• **Description of the task**
Omit all images. Transcribe the rest of the material below exactly.

▽

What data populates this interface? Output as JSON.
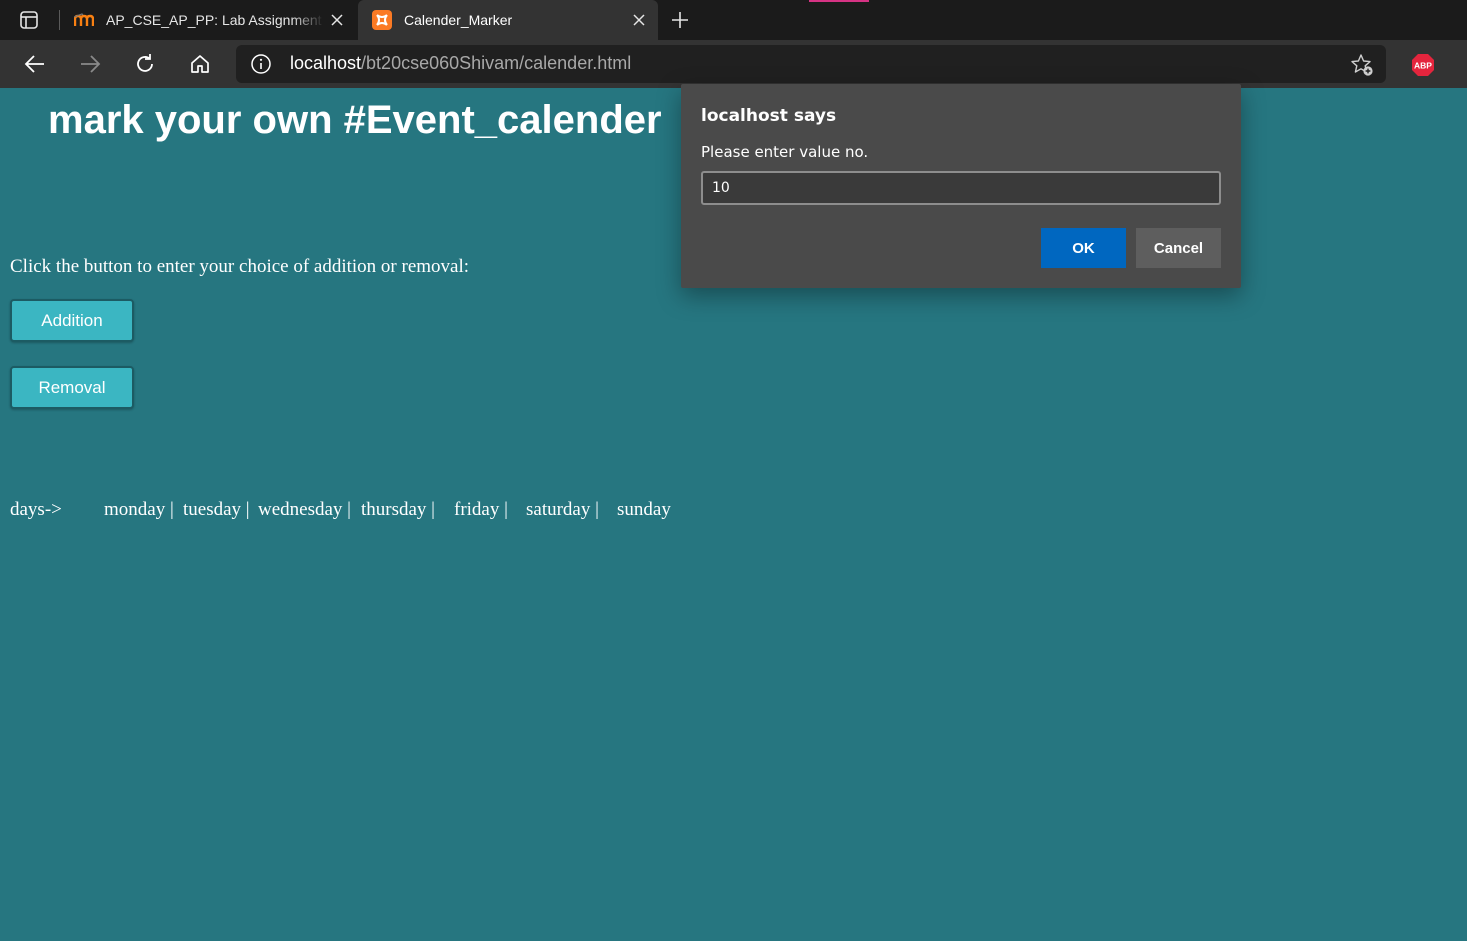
{
  "browser": {
    "tabs": [
      {
        "title": "AP_CSE_AP_PP: Lab Assignment (",
        "favicon": "moodle-icon"
      },
      {
        "title": "Calender_Marker",
        "favicon": "xampp-icon",
        "active": true
      }
    ],
    "url": {
      "host": "localhost",
      "path": "/bt20cse060Shivam/calender.html"
    },
    "extension_badge": "ABP",
    "colors": {
      "tabbar": "#1b1b1b",
      "toolbar": "#333333",
      "abp": "#e4253d"
    }
  },
  "page": {
    "background": "#267680",
    "title": "mark your own #Event_calender",
    "instruction": "Click the button to enter your choice of addition or removal:",
    "buttons": {
      "addition": "Addition",
      "removal": "Removal"
    },
    "days_label": "days->",
    "days": [
      "monday |",
      "tuesday |",
      "wednesday |",
      "thursday |",
      "friday |",
      "saturday |",
      "sunday"
    ]
  },
  "dialog": {
    "title": "localhost says",
    "message": "Please enter value no.",
    "input_value": "10",
    "ok_label": "OK",
    "cancel_label": "Cancel",
    "ok_color": "#0067c0"
  }
}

△

• **Response to this exercise**
What data populates this interface? Output as JSON.
{
  "browser": {
    "tabs": [
      {
        "title": "AP_CSE_AP_PP: Lab Assignment (",
        "favicon": "moodle-icon"
      },
      {
        "title": "Calender_Marker",
        "favicon": "xampp-icon",
        "active": true
      }
    ],
    "url": {
      "host": "localhost",
      "path": "/bt20cse060Shivam/calender.html"
    },
    "extension_badge": "ABP",
    "colors": {
      "tabbar": "#1b1b1b",
      "toolbar": "#333333",
      "abp": "#e4253d"
    }
  },
  "page": {
    "background": "#267680",
    "title": "mark your own #Event_calender",
    "instruction": "Click the button to enter your choice of addition or removal:",
    "buttons": {
      "addition": "Addition",
      "removal": "Removal"
    },
    "days_label": "days->",
    "days": [
      "monday |",
      "tuesday |",
      "wednesday |",
      "thursday |",
      "friday |",
      "saturday |",
      "sunday"
    ]
  },
  "dialog": {
    "title": "localhost says",
    "message": "Please enter value no.",
    "input_value": "10",
    "ok_label": "OK",
    "cancel_label": "Cancel",
    "ok_color": "#0067c0"
  }
}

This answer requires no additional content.